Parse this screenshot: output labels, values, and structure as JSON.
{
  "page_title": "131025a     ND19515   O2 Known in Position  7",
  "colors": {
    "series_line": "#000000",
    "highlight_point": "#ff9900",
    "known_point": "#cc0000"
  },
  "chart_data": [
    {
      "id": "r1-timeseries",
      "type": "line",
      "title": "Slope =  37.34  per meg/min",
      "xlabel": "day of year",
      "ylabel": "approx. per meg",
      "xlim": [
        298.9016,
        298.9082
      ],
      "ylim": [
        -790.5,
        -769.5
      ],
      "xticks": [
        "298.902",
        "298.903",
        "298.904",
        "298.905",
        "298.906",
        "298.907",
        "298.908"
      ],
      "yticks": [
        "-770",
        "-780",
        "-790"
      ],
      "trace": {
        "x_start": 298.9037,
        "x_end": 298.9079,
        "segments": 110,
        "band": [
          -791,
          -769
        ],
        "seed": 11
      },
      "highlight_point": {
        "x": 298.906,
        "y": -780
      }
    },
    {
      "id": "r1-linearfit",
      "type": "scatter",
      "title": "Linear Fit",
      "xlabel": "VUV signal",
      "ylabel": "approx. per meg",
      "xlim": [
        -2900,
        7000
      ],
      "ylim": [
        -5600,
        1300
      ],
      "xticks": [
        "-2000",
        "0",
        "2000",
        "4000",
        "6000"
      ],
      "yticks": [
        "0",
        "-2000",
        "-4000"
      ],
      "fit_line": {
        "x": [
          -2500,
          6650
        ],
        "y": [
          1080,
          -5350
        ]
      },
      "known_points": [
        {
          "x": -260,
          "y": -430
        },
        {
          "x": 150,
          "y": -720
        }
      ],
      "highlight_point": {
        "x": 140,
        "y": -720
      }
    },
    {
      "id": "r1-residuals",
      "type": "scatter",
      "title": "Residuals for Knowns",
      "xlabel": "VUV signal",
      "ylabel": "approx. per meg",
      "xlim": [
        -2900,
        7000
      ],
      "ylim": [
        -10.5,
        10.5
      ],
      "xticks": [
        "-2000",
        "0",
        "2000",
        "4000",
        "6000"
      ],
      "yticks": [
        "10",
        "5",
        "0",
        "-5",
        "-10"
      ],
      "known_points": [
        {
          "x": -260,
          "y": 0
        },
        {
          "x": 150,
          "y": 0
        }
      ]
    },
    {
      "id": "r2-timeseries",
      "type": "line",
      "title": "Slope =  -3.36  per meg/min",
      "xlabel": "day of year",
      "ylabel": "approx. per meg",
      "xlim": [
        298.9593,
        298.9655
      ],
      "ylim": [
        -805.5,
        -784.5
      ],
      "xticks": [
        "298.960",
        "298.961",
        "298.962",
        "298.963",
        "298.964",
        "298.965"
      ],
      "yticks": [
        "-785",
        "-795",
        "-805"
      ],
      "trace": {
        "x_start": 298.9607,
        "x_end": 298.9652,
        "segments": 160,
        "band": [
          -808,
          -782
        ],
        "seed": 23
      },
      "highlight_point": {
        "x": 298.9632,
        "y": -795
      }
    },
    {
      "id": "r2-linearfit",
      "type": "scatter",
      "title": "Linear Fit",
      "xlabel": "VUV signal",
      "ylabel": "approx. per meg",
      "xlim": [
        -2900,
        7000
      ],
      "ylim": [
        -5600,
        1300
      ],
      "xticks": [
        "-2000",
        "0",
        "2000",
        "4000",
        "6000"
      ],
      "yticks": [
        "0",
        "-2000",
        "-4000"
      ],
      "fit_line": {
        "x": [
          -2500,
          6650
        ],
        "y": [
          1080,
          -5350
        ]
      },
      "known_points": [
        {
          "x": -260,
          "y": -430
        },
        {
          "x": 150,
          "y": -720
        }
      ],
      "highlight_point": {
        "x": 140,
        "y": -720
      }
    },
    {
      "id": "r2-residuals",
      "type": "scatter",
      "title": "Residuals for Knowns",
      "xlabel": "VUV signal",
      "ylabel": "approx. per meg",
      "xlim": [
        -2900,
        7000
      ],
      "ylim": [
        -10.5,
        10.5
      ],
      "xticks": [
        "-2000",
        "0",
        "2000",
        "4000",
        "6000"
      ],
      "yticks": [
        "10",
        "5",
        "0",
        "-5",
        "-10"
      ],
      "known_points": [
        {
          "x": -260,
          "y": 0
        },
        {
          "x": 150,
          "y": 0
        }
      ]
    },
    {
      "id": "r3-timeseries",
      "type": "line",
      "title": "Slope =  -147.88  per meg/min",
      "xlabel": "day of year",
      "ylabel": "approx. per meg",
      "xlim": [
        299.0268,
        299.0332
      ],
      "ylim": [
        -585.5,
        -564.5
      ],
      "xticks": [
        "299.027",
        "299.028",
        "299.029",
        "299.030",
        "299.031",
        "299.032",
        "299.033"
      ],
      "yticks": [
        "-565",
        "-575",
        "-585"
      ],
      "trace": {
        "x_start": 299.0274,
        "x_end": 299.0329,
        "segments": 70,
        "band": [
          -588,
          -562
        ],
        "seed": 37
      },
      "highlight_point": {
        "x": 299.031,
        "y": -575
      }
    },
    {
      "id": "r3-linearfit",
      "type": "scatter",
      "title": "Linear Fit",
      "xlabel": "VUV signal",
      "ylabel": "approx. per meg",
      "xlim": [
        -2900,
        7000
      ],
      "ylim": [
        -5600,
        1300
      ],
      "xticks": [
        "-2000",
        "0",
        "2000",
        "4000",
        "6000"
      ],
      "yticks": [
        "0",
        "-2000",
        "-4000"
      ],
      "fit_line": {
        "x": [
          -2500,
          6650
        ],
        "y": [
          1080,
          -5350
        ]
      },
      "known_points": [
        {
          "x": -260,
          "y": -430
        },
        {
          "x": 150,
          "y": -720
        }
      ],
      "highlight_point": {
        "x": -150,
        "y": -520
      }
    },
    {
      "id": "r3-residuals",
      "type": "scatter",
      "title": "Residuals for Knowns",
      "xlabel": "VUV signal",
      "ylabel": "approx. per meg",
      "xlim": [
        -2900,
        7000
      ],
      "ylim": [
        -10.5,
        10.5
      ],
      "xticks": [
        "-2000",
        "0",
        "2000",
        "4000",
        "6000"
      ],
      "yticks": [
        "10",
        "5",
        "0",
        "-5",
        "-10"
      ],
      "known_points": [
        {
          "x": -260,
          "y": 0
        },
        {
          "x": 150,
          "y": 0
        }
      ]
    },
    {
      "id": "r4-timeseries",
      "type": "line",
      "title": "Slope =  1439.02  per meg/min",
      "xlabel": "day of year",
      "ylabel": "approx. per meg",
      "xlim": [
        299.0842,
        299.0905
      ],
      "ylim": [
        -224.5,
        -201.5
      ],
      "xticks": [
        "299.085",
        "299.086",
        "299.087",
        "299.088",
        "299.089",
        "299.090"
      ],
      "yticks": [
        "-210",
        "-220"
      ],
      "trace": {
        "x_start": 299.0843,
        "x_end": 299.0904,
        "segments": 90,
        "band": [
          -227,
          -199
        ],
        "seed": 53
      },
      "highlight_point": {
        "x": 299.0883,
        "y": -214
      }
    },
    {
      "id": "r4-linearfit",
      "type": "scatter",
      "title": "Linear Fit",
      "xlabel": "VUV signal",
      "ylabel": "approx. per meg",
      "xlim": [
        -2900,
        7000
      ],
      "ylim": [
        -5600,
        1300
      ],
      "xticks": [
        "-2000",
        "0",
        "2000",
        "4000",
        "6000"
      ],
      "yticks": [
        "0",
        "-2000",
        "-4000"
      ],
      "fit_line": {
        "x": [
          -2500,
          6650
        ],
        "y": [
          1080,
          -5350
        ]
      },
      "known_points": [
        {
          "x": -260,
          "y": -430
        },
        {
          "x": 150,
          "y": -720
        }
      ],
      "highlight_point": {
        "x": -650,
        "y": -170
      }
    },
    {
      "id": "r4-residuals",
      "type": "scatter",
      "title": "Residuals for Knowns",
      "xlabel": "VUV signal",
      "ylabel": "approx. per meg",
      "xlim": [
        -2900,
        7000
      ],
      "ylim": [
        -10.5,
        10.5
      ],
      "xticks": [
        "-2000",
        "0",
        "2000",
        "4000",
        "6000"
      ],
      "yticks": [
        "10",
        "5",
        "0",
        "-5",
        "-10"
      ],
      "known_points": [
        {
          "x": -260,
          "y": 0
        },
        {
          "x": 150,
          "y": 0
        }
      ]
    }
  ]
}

◇ ◇ ◇ ◇ ◇

● GOAL OF THE EXERCISE: Note every line above where the string "timeseries" shows up, and copy those lines.

● WRITTEN RESPONSE:
      "id": "r1-timeseries",
      "id": "r2-timeseries",
      "id": "r3-timeseries",
      "id": "r4-timeseries",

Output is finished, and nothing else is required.